Stored records:
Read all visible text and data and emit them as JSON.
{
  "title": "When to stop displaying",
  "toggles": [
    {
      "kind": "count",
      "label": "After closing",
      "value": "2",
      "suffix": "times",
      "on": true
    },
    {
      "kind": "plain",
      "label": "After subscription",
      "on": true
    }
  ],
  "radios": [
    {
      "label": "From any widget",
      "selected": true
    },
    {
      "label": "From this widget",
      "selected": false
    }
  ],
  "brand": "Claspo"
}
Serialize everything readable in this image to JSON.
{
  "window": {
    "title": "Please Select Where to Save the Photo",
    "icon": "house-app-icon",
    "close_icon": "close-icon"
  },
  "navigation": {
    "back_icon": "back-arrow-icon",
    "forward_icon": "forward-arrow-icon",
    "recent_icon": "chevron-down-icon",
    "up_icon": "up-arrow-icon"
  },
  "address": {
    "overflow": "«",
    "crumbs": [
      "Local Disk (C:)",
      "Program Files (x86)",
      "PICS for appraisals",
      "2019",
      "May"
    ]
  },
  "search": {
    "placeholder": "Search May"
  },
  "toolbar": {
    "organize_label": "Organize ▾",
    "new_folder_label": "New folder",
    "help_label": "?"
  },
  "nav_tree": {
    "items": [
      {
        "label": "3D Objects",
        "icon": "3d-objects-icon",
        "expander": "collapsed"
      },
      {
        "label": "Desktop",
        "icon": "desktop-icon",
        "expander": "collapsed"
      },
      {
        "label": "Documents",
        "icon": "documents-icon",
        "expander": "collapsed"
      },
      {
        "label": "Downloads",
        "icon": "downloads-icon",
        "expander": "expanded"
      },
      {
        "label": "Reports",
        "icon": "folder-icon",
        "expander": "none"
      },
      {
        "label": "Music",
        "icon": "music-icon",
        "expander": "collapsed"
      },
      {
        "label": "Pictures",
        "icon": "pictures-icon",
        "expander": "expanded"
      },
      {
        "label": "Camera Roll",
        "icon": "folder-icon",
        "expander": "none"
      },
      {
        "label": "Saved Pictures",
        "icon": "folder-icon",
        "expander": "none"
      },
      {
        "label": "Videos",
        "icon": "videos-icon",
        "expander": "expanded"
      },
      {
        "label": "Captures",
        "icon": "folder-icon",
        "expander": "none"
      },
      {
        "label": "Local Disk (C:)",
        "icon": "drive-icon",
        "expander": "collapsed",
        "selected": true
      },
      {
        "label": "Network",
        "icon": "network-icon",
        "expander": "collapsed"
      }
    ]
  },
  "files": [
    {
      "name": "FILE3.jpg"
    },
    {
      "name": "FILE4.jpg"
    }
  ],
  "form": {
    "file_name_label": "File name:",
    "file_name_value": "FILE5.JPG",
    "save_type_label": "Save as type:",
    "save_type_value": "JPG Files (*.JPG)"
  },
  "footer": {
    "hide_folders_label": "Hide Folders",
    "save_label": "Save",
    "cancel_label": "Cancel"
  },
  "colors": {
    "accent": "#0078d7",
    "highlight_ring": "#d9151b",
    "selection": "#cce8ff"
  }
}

Instructions for the task: Write down every line of the data above that includes the string "this".

Task solution:
      "label": "From this widget",
Serialize everything readable in this image to JSON.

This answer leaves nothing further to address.